Another vital requirement for these plastics pertains to their resilience to sunlight exposure. Often, transport packages are left outdoors, subjecting them to prolonged periods of sunlight. This continuous exposure leads to the degradation of many materials, causing them to become brittle over time. For plastics used in transport packaging, they must resist this brittleness to maintain their structural stability and continue protecting the items they encase. Moreover, the transport and handling processes inevitably cause abrasion on these plastics. This is particularly true in the logistics industry where packages are frequently moved, loaded, and unloaded. The friction caused during these operations can wear down materials over time and generates microplastic. Therefore, it's essential that these plastics have a high resistance to abrasion to ensure their longevity.

[Data listing]
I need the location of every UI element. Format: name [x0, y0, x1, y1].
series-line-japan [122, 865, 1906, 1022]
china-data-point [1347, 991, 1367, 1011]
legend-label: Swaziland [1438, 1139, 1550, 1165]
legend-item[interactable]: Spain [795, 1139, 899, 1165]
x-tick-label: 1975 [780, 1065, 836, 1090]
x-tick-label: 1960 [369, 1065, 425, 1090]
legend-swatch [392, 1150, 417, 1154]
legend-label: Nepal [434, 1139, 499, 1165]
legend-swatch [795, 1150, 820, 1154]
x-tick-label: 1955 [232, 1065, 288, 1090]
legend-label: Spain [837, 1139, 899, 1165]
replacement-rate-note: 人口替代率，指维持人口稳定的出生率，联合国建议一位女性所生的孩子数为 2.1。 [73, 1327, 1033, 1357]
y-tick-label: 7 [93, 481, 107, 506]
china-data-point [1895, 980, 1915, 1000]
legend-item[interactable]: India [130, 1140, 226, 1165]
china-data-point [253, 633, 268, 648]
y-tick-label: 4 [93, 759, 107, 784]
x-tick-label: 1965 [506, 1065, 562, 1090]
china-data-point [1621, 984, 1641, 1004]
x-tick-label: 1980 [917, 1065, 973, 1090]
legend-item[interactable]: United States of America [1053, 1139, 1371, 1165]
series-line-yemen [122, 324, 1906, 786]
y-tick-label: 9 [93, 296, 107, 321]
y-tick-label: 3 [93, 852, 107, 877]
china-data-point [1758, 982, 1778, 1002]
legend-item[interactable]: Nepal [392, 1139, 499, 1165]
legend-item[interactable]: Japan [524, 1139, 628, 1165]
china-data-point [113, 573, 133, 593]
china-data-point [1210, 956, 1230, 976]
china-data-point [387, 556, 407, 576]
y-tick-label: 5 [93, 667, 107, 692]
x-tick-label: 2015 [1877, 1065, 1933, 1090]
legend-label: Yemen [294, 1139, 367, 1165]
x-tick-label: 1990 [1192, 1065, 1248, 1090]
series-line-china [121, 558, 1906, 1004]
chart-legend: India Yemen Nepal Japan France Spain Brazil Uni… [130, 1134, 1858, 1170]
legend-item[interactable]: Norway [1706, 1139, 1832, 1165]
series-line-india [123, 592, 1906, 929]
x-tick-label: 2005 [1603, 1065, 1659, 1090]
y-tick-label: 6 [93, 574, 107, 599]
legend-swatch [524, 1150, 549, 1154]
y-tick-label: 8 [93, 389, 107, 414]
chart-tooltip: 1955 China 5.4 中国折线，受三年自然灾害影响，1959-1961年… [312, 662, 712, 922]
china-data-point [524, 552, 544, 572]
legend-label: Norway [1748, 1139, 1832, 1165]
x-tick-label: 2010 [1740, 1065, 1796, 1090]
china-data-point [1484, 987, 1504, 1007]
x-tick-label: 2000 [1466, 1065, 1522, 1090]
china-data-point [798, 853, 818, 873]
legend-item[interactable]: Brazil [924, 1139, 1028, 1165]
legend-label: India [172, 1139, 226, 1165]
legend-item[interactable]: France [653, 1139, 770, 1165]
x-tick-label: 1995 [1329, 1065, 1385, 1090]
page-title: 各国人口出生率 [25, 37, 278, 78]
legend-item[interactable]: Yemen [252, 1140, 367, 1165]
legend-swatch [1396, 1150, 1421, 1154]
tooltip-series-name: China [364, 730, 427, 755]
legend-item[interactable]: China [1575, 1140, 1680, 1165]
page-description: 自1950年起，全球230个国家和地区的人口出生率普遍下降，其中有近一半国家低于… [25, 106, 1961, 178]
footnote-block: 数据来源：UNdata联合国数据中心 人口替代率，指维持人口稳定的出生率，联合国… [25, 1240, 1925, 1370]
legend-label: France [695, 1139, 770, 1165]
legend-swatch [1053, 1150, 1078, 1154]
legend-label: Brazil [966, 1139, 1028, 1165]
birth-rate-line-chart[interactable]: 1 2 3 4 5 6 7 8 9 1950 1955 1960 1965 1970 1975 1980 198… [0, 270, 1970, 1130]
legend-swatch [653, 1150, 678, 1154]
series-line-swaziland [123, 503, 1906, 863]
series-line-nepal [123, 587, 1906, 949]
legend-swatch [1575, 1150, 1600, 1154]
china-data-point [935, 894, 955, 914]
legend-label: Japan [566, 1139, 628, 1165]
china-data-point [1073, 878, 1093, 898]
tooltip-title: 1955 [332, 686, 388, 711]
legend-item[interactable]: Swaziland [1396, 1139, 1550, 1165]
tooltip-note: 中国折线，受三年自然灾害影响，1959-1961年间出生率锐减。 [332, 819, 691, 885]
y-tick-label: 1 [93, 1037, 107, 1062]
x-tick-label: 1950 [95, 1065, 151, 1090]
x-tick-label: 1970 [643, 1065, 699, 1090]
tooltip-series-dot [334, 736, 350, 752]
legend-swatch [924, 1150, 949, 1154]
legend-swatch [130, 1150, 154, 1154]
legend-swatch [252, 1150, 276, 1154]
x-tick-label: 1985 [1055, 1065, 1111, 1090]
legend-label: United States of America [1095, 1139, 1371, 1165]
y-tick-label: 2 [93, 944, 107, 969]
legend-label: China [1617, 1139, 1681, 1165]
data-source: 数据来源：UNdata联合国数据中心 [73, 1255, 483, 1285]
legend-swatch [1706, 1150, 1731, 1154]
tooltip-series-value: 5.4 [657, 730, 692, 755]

■ **PROBLEMS AND TASKS**
A – Render this sentence from the passage on plastics for transport packaging into Spanish: "Often, transport packages are left outdoors, subjecting them to prolonged periods of sunlight."
B – In the passage on plastics for transport packaging, what does the friction from moving, loading and unloading packages generate?

■ **THE REPLIES**
A – A menudo, los paquetes de transporte se dejan al aire libre, lo que los somete a períodos prolongados de luz solar.

B – It generates microplastic.